:: Extracted records ::

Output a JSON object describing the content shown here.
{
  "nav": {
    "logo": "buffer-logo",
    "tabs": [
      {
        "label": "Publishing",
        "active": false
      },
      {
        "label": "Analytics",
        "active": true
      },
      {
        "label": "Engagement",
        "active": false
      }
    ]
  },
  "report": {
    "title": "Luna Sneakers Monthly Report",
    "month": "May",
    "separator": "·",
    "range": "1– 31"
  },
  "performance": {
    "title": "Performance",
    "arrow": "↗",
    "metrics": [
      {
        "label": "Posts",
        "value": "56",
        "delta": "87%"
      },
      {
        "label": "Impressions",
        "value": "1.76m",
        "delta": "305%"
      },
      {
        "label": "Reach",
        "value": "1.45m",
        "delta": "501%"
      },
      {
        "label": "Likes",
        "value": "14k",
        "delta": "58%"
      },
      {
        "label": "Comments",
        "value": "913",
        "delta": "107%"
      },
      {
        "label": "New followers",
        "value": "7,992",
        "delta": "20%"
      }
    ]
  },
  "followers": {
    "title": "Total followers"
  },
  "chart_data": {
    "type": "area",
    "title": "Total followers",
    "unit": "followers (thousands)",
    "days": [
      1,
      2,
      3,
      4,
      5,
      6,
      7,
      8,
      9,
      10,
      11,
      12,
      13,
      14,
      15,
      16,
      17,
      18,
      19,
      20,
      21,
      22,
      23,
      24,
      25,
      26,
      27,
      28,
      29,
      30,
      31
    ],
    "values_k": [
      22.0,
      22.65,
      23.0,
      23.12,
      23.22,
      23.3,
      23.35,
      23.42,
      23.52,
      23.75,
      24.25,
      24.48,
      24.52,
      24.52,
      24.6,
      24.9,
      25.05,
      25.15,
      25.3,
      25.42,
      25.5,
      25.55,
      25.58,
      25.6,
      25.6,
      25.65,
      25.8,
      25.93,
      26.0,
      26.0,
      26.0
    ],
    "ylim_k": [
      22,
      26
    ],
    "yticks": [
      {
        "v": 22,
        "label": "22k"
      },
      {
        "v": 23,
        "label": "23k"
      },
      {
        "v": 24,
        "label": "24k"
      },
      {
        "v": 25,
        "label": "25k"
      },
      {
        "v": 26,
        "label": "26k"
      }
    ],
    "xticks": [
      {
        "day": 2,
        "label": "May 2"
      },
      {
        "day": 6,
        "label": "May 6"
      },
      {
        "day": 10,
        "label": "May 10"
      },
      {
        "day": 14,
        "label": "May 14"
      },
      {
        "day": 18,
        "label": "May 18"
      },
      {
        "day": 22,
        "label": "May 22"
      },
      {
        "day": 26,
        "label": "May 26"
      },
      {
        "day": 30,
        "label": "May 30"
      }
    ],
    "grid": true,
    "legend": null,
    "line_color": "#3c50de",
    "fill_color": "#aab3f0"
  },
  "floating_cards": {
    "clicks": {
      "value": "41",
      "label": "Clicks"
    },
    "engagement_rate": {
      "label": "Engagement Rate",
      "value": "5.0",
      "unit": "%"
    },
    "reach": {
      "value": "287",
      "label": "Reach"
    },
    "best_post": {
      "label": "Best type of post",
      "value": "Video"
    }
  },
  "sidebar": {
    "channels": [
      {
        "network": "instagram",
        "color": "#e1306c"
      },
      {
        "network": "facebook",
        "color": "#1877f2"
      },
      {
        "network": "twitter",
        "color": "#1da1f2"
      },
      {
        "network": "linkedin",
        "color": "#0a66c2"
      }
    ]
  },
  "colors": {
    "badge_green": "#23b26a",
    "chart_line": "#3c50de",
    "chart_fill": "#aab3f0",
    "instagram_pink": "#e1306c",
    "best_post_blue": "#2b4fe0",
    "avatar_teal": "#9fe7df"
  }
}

:::

_Written instruction_
Filter the data for the string "delta" and copy every line that has it.

_Worked solution_
        "delta": "87%"
        "delta": "305%"
        "delta": "501%"
        "delta": "58%"
        "delta": "107%"
        "delta": "20%"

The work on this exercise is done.